Grand gagnant du coronavirus, qui a démocratisé les usages numériques et notamment dans la e-santé avec la prise de rendez-vous à distance et la téléconsultation, Doctolib lève ce mardi 15 mars 500 millions d'euros supplémentaires auprès des fonds français Eurazeo et Bpifrance.
Trois ans après sa précédente méga-levée - alors de 150 millions d'euros -, Doctolib devient la startup la mieux valorisée de la French Tech, à 5,8 milliards d'euros. La pépite parisienne bat ainsi le record de Back Market (5,1 milliards d'euros), qui avait lui-même en janvier battu le record de Qonto (4,4 milliards d'euros), qui avait lui-même dépassé pour à peine un jour celui de Sorare (3,7 milliards d'euros).
Bref, Doctolib devient le nouveau champion - probablement de courte durée - de la French Tech, et pèse désormais davantage que des champions cotés en Bourse comme OVHCloud (4,4 milliards d'euros), et aussi des grands groupes historiques comme Air-France-KLM (2,42 milliards d'euros), Casino (1,71 milliard d'euros), Atos (2,87 milliards d'euros) ou encore Faurecia (3,7 milliards d'euros).
"Winner takes it all" : quand l'argent permet de rafler le marché
Cet argent frais permettra à la startup de recruter massivement, en France et en Europe, pour poursuivre son extraordinaire hypercroissance. Stanislas Niox-Chateau, le PDG et fondateur de la licorne française, annonce ainsi 3.500 nouvelles créations d'emplois dans les cinq années à venir, réparties dans 30 villes en France, mais aussi en Allemagne et en Italie, où il a racheté à l'automne dernier le challenger local Dottori. Dans le détail, Doctolib compte s'étendre dans 30 villes en France : à Paris bien sûr, où se situe le siège social de l'entreprise, mais aussi à Nantes - où travaillent déjà 750 personnes - et dans toutes les zones urbaines moyennes du territoire.

——

### Objectif de la tâche
Dans le texte sur la levée de fonds de Doctolib, recopiez à l'identique le passage qui débute aux mots « Grand gagnant du » et s'arrête après « Sorare (3,7 milliards d'euros). ».

(Entrées du jeu de données)
——

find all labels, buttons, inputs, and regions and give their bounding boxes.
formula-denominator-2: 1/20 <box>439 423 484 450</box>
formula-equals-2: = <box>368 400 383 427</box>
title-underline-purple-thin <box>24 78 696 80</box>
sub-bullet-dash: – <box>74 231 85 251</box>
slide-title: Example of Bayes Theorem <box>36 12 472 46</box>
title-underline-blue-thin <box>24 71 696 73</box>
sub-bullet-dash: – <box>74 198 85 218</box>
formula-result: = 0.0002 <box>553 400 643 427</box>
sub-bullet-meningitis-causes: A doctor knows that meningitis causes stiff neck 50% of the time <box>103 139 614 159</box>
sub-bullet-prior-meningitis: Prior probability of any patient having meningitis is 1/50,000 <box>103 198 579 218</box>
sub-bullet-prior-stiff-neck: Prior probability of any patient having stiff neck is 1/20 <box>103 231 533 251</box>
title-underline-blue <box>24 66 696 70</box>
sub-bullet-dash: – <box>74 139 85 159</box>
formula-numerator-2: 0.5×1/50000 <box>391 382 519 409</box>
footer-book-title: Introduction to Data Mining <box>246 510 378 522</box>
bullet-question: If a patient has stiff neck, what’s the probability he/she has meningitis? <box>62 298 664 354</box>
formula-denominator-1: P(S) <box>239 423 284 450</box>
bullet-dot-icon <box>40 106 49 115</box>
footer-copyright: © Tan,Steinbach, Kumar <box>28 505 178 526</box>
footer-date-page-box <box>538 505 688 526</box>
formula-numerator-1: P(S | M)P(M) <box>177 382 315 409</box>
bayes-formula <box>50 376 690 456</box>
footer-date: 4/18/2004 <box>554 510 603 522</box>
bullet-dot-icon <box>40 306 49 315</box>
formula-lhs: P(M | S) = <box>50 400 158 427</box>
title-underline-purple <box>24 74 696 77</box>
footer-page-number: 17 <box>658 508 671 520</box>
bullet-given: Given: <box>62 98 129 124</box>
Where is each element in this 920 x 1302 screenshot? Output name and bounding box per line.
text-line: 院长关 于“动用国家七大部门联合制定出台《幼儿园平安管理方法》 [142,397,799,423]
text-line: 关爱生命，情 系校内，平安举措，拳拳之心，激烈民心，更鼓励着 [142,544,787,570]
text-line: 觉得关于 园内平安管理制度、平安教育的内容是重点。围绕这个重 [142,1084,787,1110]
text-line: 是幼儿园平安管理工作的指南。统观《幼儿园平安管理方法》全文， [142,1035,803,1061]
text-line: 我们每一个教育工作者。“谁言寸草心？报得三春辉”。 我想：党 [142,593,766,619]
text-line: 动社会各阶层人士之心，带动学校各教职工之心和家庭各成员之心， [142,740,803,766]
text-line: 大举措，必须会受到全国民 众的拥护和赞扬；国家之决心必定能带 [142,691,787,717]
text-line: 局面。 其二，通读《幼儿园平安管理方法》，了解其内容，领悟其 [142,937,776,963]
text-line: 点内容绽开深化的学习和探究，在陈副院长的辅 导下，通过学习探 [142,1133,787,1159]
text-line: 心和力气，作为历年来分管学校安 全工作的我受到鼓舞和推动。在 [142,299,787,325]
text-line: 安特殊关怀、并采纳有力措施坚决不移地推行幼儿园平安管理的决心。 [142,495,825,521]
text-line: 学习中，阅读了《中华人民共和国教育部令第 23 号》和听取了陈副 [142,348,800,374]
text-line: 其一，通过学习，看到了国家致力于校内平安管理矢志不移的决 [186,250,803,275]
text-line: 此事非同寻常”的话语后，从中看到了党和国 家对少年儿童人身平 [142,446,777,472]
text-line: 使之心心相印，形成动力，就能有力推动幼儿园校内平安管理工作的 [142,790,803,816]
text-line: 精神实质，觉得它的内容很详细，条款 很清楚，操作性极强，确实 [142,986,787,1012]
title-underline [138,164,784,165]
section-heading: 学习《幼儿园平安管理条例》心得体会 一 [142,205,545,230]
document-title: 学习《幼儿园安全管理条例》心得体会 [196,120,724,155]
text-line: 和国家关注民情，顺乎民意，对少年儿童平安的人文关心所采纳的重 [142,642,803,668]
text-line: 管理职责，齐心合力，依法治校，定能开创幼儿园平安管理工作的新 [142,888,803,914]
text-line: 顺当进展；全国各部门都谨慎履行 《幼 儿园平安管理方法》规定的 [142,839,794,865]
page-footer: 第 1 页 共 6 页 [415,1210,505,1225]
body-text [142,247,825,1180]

——

### Tâche accomplie
Grand gagnant du coronavirus, qui a démocratisé les usages numériques et notamment dans la e-santé avec la prise de rendez-vous à distance et la téléconsultation, Doctolib lève ce mardi 15 mars 500 millions d'euros supplémentaires auprès des fonds français Eurazeo et Bpifrance.
Trois ans après sa précédente méga-levée - alors de 150 millions d'euros -, Doctolib devient la startup la mieux valorisée de la French Tech, à 5,8 milliards d'euros. La pépite parisienne bat ainsi le record de Back Market (5,1 milliards d'euros), qui avait lui-même en janvier battu le record de Qonto (4,4 milliards d'euros), qui avait lui-même dépassé pour à peine un jour celui de Sorare (3,7 milliards d'euros).